### GIVEN REQUEST
From the listing below, pick out each line with the word "text".

*** RECORDS FOR THIS EXERCISE

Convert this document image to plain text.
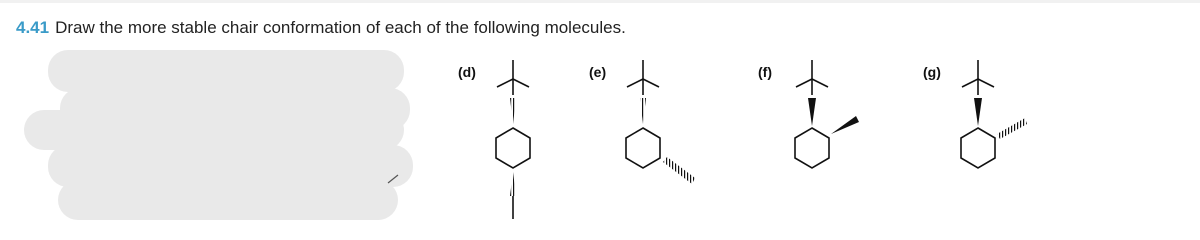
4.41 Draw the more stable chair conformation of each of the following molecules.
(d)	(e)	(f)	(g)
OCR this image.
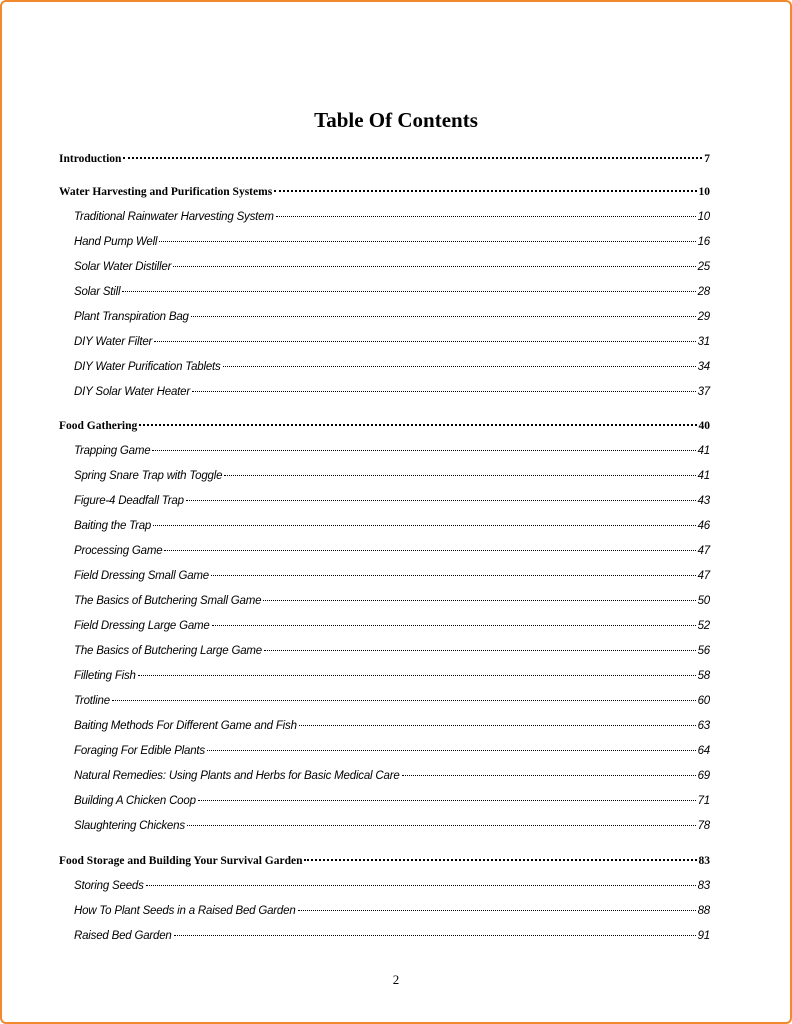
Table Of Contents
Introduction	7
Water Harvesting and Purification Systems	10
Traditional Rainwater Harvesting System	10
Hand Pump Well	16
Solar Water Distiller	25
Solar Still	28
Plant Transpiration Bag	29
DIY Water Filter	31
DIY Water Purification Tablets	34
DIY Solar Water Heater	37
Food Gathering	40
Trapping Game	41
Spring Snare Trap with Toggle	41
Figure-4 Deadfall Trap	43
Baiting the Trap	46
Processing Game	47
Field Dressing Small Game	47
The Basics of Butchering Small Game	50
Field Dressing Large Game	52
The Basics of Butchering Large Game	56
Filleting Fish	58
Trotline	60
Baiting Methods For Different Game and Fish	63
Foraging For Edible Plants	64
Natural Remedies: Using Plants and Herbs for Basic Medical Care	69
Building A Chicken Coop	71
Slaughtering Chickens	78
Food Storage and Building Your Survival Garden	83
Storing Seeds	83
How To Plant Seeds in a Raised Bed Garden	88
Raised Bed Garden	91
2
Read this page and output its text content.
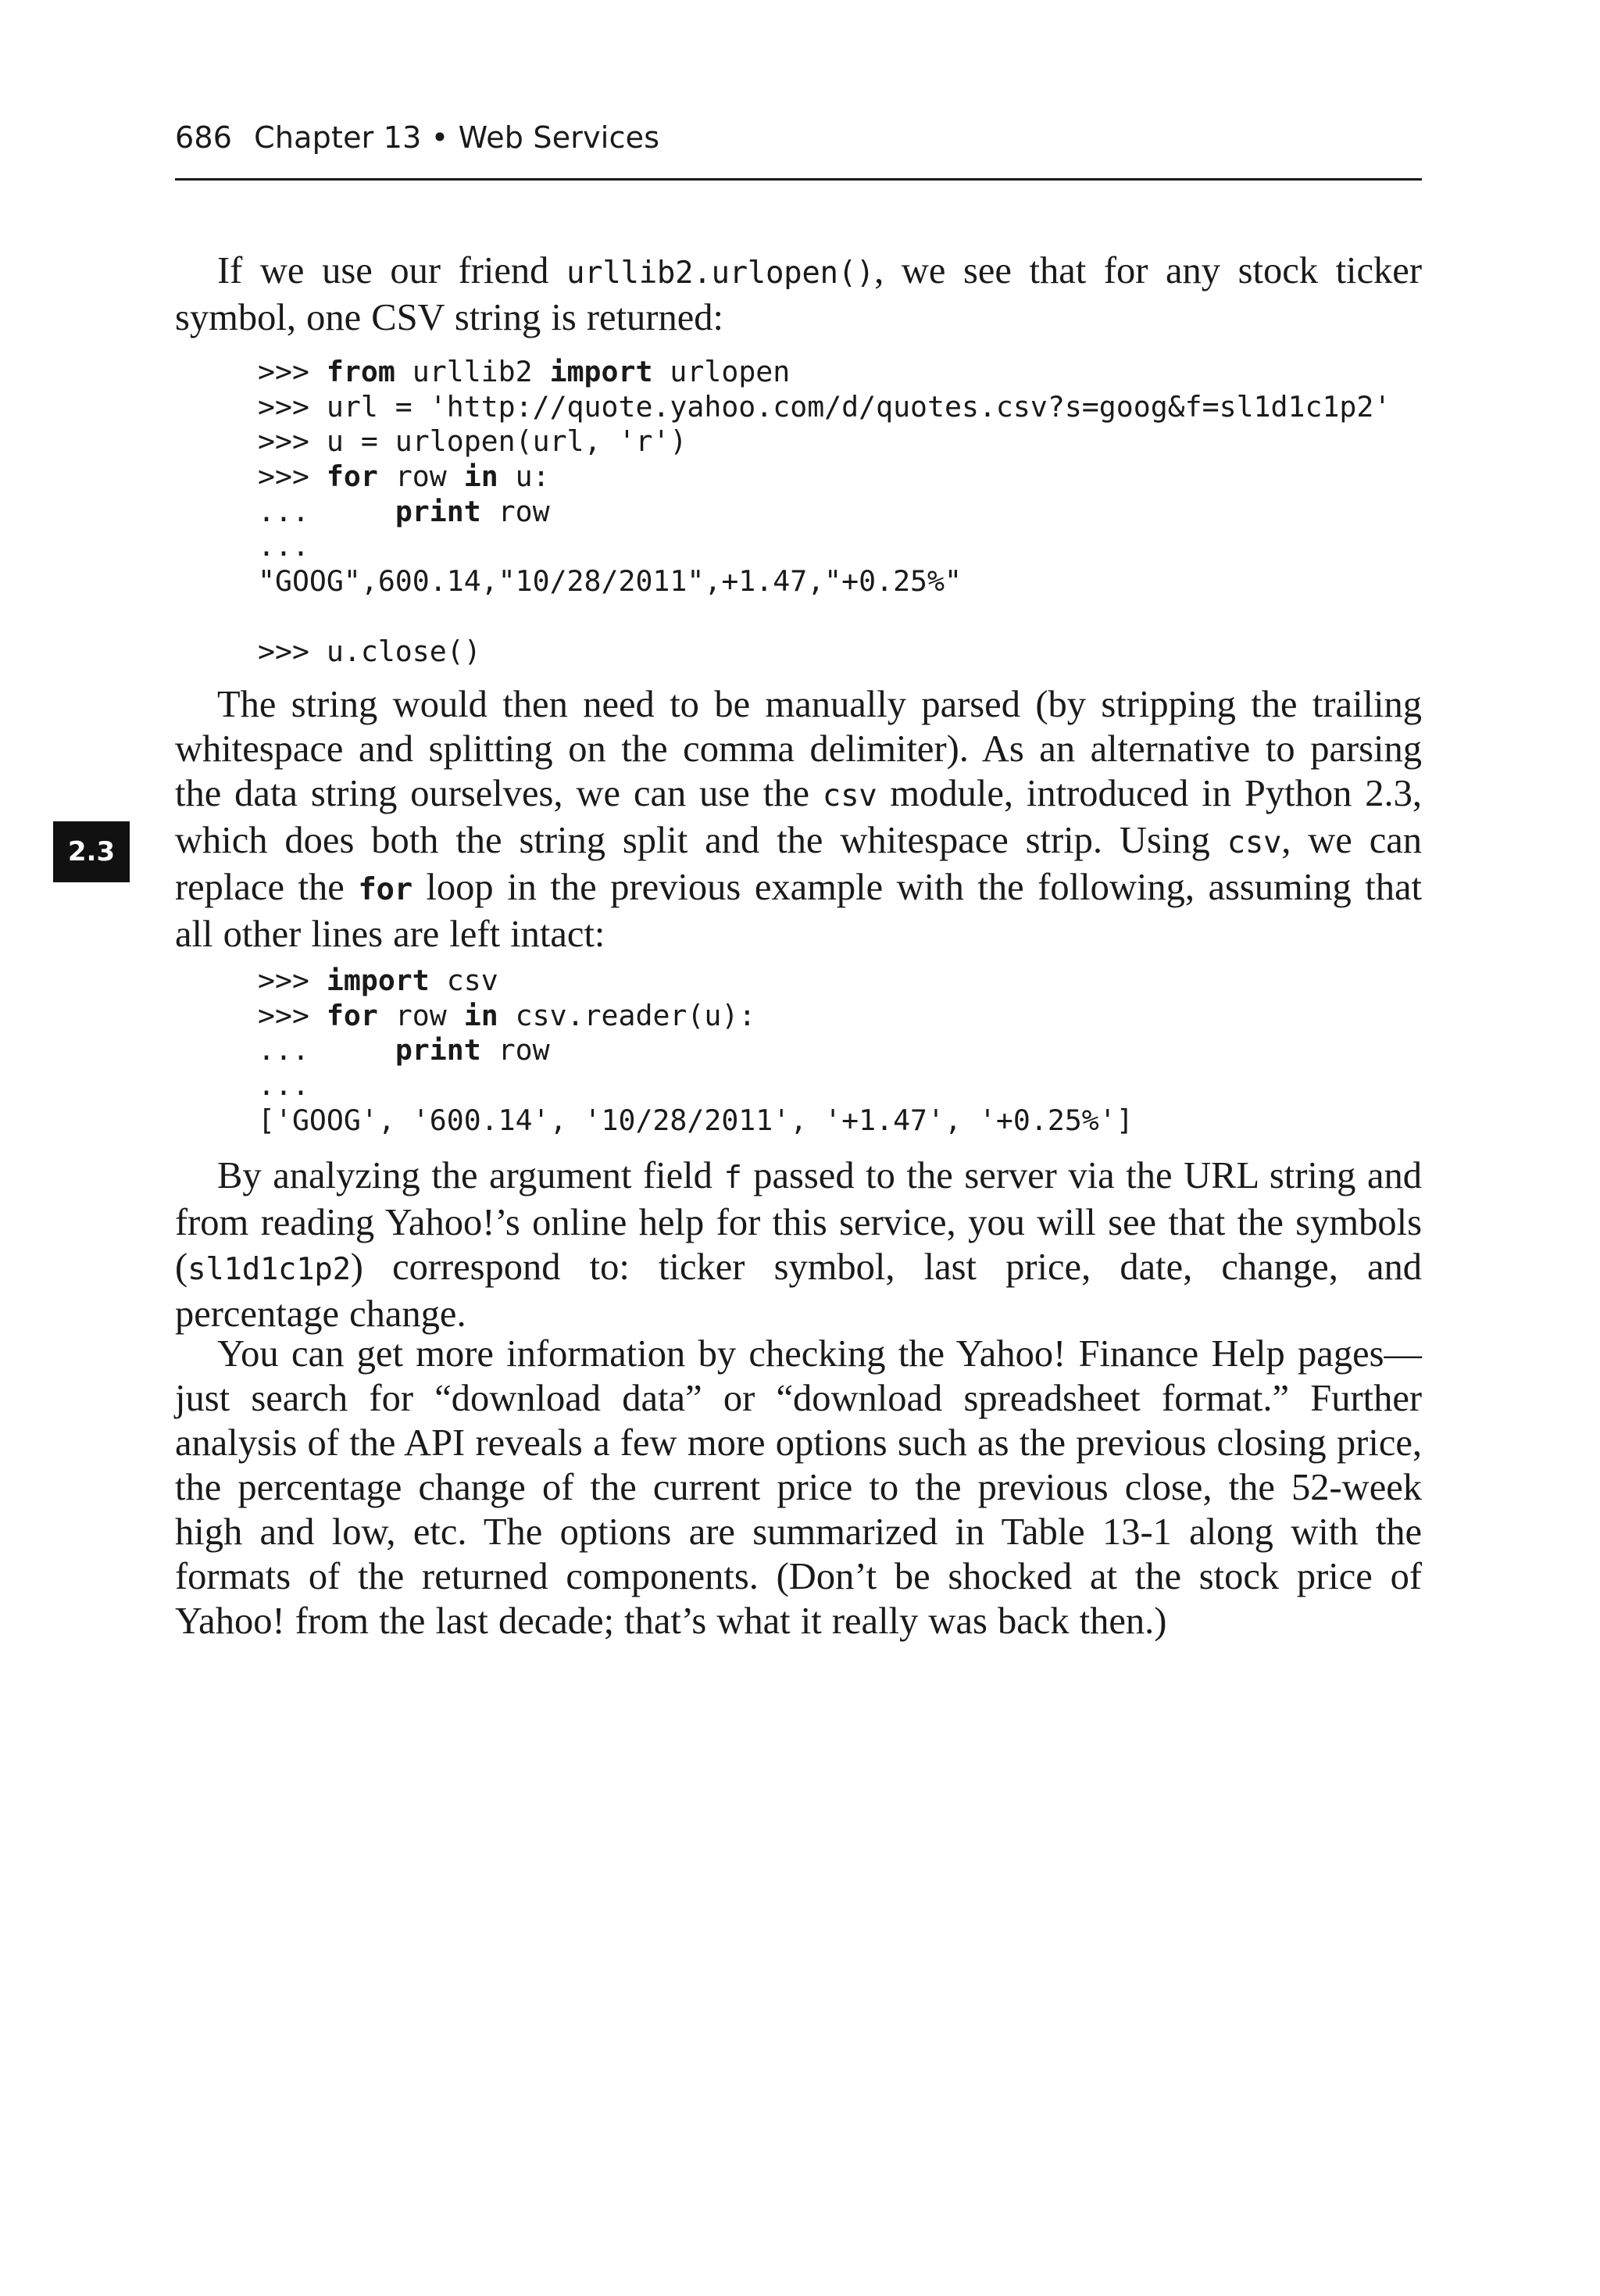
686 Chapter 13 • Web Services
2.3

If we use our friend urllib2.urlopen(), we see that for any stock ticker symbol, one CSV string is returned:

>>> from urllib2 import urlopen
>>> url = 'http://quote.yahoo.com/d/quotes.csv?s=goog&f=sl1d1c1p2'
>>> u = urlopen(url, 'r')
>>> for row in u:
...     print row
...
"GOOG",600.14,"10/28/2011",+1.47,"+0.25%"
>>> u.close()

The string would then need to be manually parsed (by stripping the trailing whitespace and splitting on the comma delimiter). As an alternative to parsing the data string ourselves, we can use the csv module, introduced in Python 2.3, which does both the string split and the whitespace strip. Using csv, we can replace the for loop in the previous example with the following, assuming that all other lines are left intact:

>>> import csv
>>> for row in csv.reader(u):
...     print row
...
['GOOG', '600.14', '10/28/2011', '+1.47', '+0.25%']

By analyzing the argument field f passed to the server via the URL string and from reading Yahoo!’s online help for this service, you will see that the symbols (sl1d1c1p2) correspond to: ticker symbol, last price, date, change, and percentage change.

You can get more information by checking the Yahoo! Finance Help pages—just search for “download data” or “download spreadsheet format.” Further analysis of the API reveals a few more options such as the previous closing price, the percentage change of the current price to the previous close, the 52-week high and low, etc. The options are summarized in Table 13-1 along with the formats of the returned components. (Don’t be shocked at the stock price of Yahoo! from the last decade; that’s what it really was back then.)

******

### OUTPUT OF THE EXERCISE
Convert this document image to plain text.
Read this page and output its text content.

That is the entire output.